__EXERCISE BRIEF__.
Determine how many lines include the string "this". Output that number only.

-- BEGIN TASK INPUT --

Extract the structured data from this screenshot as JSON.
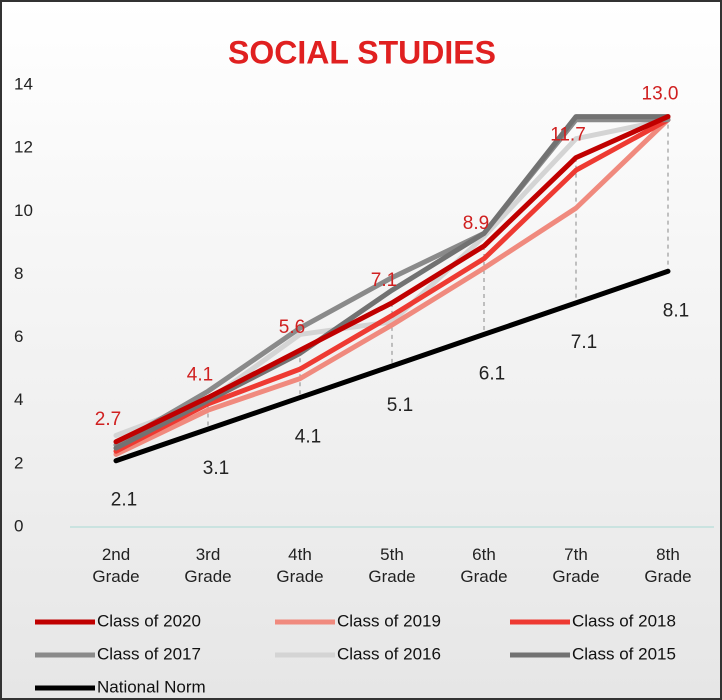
{
  "chart_data": {
    "type": "line",
    "title": "SOCIAL STUDIES",
    "categories": [
      "2nd Grade",
      "3rd Grade",
      "4th Grade",
      "5th Grade",
      "6th Grade",
      "7th Grade",
      "8th Grade"
    ],
    "series": [
      {
        "name": "Class of  2020",
        "color": "#c00000",
        "values": [
          2.7,
          4.1,
          5.6,
          7.1,
          8.9,
          11.7,
          13.0
        ],
        "value_labels": [
          "2.7",
          "4.1",
          "5.6",
          "7.1",
          "8.9",
          "11.7",
          "13.0"
        ]
      },
      {
        "name": "Class of 2019",
        "color": "#f08a7e",
        "values": [
          2.3,
          3.7,
          4.7,
          6.4,
          8.2,
          10.1,
          12.9
        ]
      },
      {
        "name": "Class of 2018",
        "color": "#ee3a32",
        "values": [
          2.4,
          3.9,
          5.0,
          6.7,
          8.5,
          11.3,
          12.9
        ]
      },
      {
        "name": "Class of 2017",
        "color": "#8a8a8a",
        "values": [
          2.6,
          4.3,
          6.3,
          7.9,
          9.3,
          12.9,
          12.9
        ]
      },
      {
        "name": "Class of 2016",
        "color": "#d4d4d4",
        "values": [
          2.9,
          4.0,
          6.1,
          6.5,
          9.2,
          12.3,
          12.9
        ]
      },
      {
        "name": "Class of 2015",
        "color": "#727272",
        "values": [
          2.5,
          4.0,
          5.5,
          7.5,
          9.3,
          13.0,
          13.0
        ]
      },
      {
        "name": "National Norm",
        "color": "#000000",
        "values": [
          2.1,
          3.1,
          4.1,
          5.1,
          6.1,
          7.1,
          8.1
        ]
      }
    ],
    "ylim": [
      0,
      14
    ],
    "yticks": [
      0,
      2,
      4,
      6,
      8,
      10,
      12,
      14
    ],
    "grid": false
  }
}
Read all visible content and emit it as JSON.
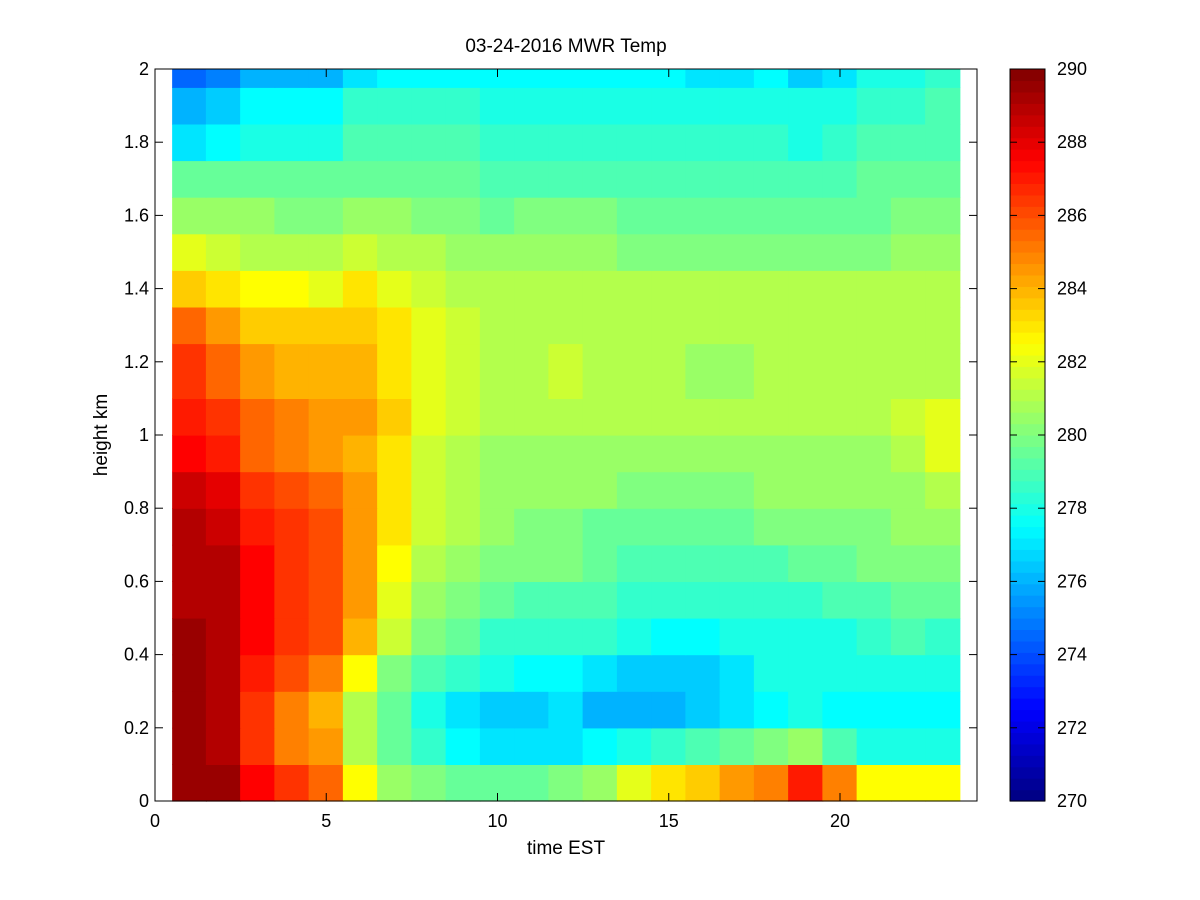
{
  "chart_data": {
    "type": "heatmap",
    "title": "03-24-2016 MWR Temp",
    "xlabel": "time EST",
    "ylabel": "height km",
    "xlim": [
      0,
      24
    ],
    "ylim": [
      0,
      2
    ],
    "x_ticks": [
      0,
      5,
      10,
      15,
      20
    ],
    "y_ticks": [
      0,
      0.2,
      0.4,
      0.6,
      0.8,
      1,
      1.2,
      1.4,
      1.6,
      1.8,
      2
    ],
    "x": [
      0.5,
      1.5,
      2.5,
      3.5,
      4.5,
      5.5,
      6.5,
      7.5,
      8.5,
      9.5,
      10.5,
      11.5,
      12.5,
      13.5,
      14.5,
      15.5,
      16.5,
      17.5,
      18.5,
      19.5,
      20.5,
      21.5,
      22.5,
      23.5
    ],
    "y": [
      0,
      0.1,
      0.2,
      0.3,
      0.4,
      0.5,
      0.6,
      0.7,
      0.8,
      0.9,
      1.0,
      1.1,
      1.25,
      1.35,
      1.45,
      1.55,
      1.65,
      1.75,
      1.85,
      1.95,
      2.0
    ],
    "z": [
      [
        289.5,
        289.5,
        287.5,
        286.5,
        285.5,
        282.5,
        280.5,
        280,
        279.5,
        279.5,
        279.5,
        280,
        280.5,
        282,
        283,
        283.5,
        284.5,
        285,
        287,
        285,
        282.5,
        282.5,
        282.5,
        280
      ],
      [
        289.5,
        289,
        286.5,
        285,
        284.5,
        281,
        279.5,
        278.5,
        277.5,
        277,
        277,
        277,
        277.5,
        278,
        278.5,
        279,
        279.5,
        280,
        280.5,
        279,
        278,
        278,
        278,
        278
      ],
      [
        289.5,
        289,
        286.5,
        285,
        284,
        281,
        279.5,
        278,
        277,
        276.5,
        276.5,
        277,
        276,
        276,
        276,
        276.5,
        277,
        277.5,
        278,
        277.5,
        277.5,
        277.5,
        277.5,
        277
      ],
      [
        289.5,
        289,
        287,
        286,
        285,
        282.5,
        280,
        279,
        278.5,
        278,
        277.5,
        277.5,
        277,
        276.5,
        276.5,
        276.5,
        277,
        278,
        278,
        278,
        278,
        278,
        278,
        278
      ],
      [
        289.5,
        289,
        287.5,
        286.5,
        286,
        284,
        281.5,
        280,
        279.5,
        278.5,
        278.5,
        278.5,
        278.5,
        278,
        277.5,
        277.5,
        278,
        278,
        278,
        278,
        278.5,
        279,
        278.5,
        278.5
      ],
      [
        289,
        289,
        287.5,
        286.5,
        286,
        284.5,
        282,
        280.5,
        280,
        279.5,
        279,
        279,
        279,
        278.5,
        278.5,
        278.5,
        278.5,
        278.5,
        278.5,
        279,
        279,
        279.5,
        279.5,
        279.5
      ],
      [
        289,
        289,
        287.5,
        286.5,
        286,
        284.5,
        282.5,
        281,
        280.5,
        280,
        280,
        280,
        279.5,
        279,
        279,
        279,
        279,
        279,
        279.5,
        279.5,
        280,
        280,
        280,
        280.5
      ],
      [
        289,
        288.5,
        287,
        286.5,
        286,
        284.5,
        283,
        281.5,
        281,
        280.5,
        280,
        280,
        279.5,
        279.5,
        279.5,
        279.5,
        279.5,
        280,
        280,
        280,
        280,
        280.5,
        280.5,
        281
      ],
      [
        288.5,
        288,
        286.5,
        286,
        285.5,
        284.5,
        283,
        281.5,
        281,
        280.5,
        280.5,
        280.5,
        280.5,
        280,
        280,
        280,
        280,
        280.5,
        280.5,
        280.5,
        280.5,
        280.5,
        281,
        282
      ],
      [
        287.5,
        287,
        285.5,
        285,
        284.5,
        284,
        283,
        281.5,
        281,
        280.5,
        280.5,
        280.5,
        280.5,
        280.5,
        280.5,
        280.5,
        280.5,
        280.5,
        280.5,
        280.5,
        280.5,
        281,
        282,
        282
      ],
      [
        287,
        286.5,
        285.5,
        285,
        284.5,
        284.5,
        283.5,
        282,
        281.5,
        281,
        281,
        281,
        281,
        281,
        281,
        281,
        281,
        281,
        281,
        281,
        281,
        281.5,
        282,
        283.5
      ],
      [
        286.5,
        285.5,
        284.5,
        284,
        284,
        284,
        283,
        282,
        281.5,
        281,
        281,
        281.5,
        281,
        281,
        281,
        280.5,
        280.5,
        281,
        281,
        281,
        281,
        281,
        281,
        283
      ],
      [
        285.5,
        284.5,
        283.5,
        283.5,
        283.5,
        283.5,
        283,
        282,
        281.5,
        281,
        281,
        281,
        281,
        281,
        281,
        281,
        281,
        281,
        281,
        281,
        281,
        281,
        281,
        282.5
      ],
      [
        283.5,
        283,
        282.5,
        282.5,
        282,
        283,
        282,
        281.5,
        281,
        281,
        281,
        281,
        281,
        281,
        281,
        281,
        281,
        281,
        281,
        281,
        281,
        281,
        281,
        282.5
      ],
      [
        282,
        281.5,
        281,
        281,
        281,
        281.5,
        281,
        281,
        280.5,
        280.5,
        280.5,
        280.5,
        280.5,
        280,
        280,
        280,
        280,
        280,
        280,
        280,
        280,
        280.5,
        280.5,
        282.5
      ],
      [
        280.5,
        280.5,
        280.5,
        280,
        280,
        280.5,
        280.5,
        280,
        280,
        279.5,
        280,
        280,
        280,
        279.5,
        279.5,
        279.5,
        279.5,
        279.5,
        279.5,
        279.5,
        279.5,
        280,
        280,
        280.5
      ],
      [
        279.5,
        279.5,
        279.5,
        279.5,
        279.5,
        279.5,
        279.5,
        279.5,
        279.5,
        279,
        279,
        279,
        279,
        279,
        279,
        279,
        279,
        279,
        279,
        279,
        279.5,
        279.5,
        279.5,
        280.5
      ],
      [
        277,
        277.5,
        278,
        278,
        278,
        279,
        279,
        279,
        279,
        278.5,
        278.5,
        278.5,
        278.5,
        278.5,
        278.5,
        278.5,
        278.5,
        278.5,
        278,
        278.5,
        279,
        279,
        279,
        280
      ],
      [
        276,
        276.5,
        277.5,
        277.5,
        277.5,
        278.5,
        278.5,
        278.5,
        278.5,
        278,
        278,
        278,
        278,
        278,
        278,
        278,
        278,
        278,
        278,
        278,
        278.5,
        278.5,
        279,
        279.5
      ],
      [
        274.5,
        275,
        276,
        276,
        276,
        277,
        277.5,
        277.5,
        277.5,
        277.5,
        277.5,
        277.5,
        277.5,
        277.5,
        277.5,
        277,
        277,
        277.5,
        276.5,
        277,
        278,
        278,
        278.5,
        279
      ],
      [
        273,
        274,
        275,
        275.5,
        276,
        276.5,
        277,
        277,
        277,
        276.5,
        277,
        277,
        277,
        276.5,
        277,
        277,
        276.5,
        277,
        276.5,
        277,
        277.5,
        277.5,
        277,
        278.5
      ]
    ],
    "colorbar": {
      "range": [
        270,
        290
      ],
      "ticks": [
        270,
        272,
        274,
        276,
        278,
        280,
        282,
        284,
        286,
        288,
        290
      ],
      "colormap": "jet"
    },
    "grid": false
  }
}
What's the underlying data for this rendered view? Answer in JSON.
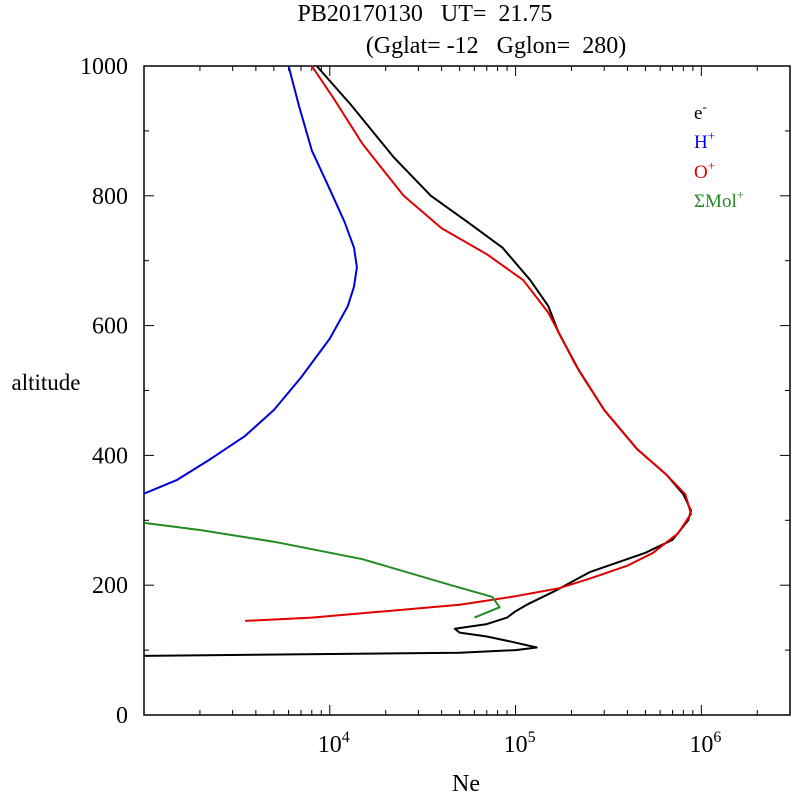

-- END TASK INPUT --

__OUTPUT BELOW__.
2